- _Work instructions_
In the entries below, identify every line with the string "frac" and copy it.

- _Dataset rows_
((
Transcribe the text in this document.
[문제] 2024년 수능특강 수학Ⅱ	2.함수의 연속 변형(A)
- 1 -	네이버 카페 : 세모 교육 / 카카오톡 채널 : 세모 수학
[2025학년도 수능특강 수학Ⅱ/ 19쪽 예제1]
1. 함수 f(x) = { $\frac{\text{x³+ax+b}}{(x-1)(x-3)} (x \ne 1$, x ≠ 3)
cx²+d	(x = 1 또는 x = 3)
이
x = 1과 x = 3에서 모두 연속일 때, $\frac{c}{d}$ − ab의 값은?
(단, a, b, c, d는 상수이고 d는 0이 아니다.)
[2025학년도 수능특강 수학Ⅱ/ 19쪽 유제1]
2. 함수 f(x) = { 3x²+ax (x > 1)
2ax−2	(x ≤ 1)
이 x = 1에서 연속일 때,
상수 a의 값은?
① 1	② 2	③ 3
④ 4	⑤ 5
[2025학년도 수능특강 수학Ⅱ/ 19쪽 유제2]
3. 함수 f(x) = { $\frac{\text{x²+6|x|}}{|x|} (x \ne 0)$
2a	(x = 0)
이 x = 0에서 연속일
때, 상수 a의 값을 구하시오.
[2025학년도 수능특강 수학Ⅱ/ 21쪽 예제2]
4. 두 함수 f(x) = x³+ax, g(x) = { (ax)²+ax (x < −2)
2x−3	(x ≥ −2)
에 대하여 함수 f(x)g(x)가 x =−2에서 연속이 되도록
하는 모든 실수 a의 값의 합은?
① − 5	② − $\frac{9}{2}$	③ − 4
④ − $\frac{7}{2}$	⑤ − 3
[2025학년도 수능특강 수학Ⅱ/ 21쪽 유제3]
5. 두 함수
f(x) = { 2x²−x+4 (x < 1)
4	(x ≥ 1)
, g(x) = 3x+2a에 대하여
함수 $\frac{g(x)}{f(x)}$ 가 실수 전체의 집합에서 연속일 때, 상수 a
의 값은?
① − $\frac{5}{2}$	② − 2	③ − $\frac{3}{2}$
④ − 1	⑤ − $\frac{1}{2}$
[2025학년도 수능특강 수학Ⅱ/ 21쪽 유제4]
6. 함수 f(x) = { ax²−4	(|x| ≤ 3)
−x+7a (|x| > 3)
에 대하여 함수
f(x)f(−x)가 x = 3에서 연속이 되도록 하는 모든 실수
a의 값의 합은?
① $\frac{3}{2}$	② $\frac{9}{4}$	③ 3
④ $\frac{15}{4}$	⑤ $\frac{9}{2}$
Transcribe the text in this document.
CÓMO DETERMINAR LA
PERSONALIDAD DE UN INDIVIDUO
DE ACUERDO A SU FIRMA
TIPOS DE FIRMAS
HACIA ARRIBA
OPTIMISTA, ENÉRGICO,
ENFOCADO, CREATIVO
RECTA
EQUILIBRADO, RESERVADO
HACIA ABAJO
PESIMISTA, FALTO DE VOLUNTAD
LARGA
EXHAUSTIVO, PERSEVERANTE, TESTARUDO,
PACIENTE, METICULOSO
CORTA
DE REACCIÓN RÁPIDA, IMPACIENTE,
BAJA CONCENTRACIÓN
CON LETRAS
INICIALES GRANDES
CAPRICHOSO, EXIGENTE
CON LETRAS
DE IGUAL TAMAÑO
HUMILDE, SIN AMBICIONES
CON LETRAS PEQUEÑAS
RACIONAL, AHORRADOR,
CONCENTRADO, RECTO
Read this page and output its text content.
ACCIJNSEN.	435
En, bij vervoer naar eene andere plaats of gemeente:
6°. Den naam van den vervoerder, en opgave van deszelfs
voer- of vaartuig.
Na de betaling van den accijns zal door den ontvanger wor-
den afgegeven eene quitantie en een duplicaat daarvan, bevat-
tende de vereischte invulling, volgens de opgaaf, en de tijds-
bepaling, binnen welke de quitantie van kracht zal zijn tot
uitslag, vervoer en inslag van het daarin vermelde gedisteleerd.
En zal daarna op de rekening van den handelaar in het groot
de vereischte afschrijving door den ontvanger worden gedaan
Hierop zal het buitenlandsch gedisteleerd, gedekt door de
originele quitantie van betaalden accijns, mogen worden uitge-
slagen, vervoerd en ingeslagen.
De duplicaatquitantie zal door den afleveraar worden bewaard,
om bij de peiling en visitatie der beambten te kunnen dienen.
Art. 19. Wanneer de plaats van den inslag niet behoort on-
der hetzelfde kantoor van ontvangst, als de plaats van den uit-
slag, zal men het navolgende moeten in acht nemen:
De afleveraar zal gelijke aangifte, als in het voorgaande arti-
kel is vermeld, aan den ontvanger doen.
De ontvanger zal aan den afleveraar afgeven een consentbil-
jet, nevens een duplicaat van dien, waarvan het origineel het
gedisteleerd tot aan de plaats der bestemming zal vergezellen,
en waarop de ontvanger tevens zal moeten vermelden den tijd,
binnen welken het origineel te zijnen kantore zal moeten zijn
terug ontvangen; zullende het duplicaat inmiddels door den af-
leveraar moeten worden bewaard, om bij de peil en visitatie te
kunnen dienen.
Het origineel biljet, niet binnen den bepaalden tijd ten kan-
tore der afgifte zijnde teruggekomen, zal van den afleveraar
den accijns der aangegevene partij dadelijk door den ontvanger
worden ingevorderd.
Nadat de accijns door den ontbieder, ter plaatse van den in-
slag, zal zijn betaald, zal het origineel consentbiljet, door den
))
- _The output_
1. 함수 f(x) = { $\frac{\text{x³+ax+b}}{(x-1)(x-3)} (x \ne 1$, x ≠ 3)
x = 1과 x = 3에서 모두 연속일 때, $\frac{c}{d}$ − ab의 값은?
3. 함수 f(x) = { $\frac{\text{x²+6|x|}}{|x|} (x \ne 0)$
① − 5	② − $\frac{9}{2}$	③ − 4
④ − $\frac{7}{2}$	⑤ − 3
함수 $\frac{g(x)}{f(x)}$ 가 실수 전체의 집합에서 연속일 때, 상수 a
① − $\frac{5}{2}$	② − 2	③ − $\frac{3}{2}$
④ − 1	⑤ − $\frac{1}{2}$
① $\frac{3}{2}$	② $\frac{9}{4}$	③ 3
④ $\frac{15}{4}$	⑤ $\frac{9}{2}$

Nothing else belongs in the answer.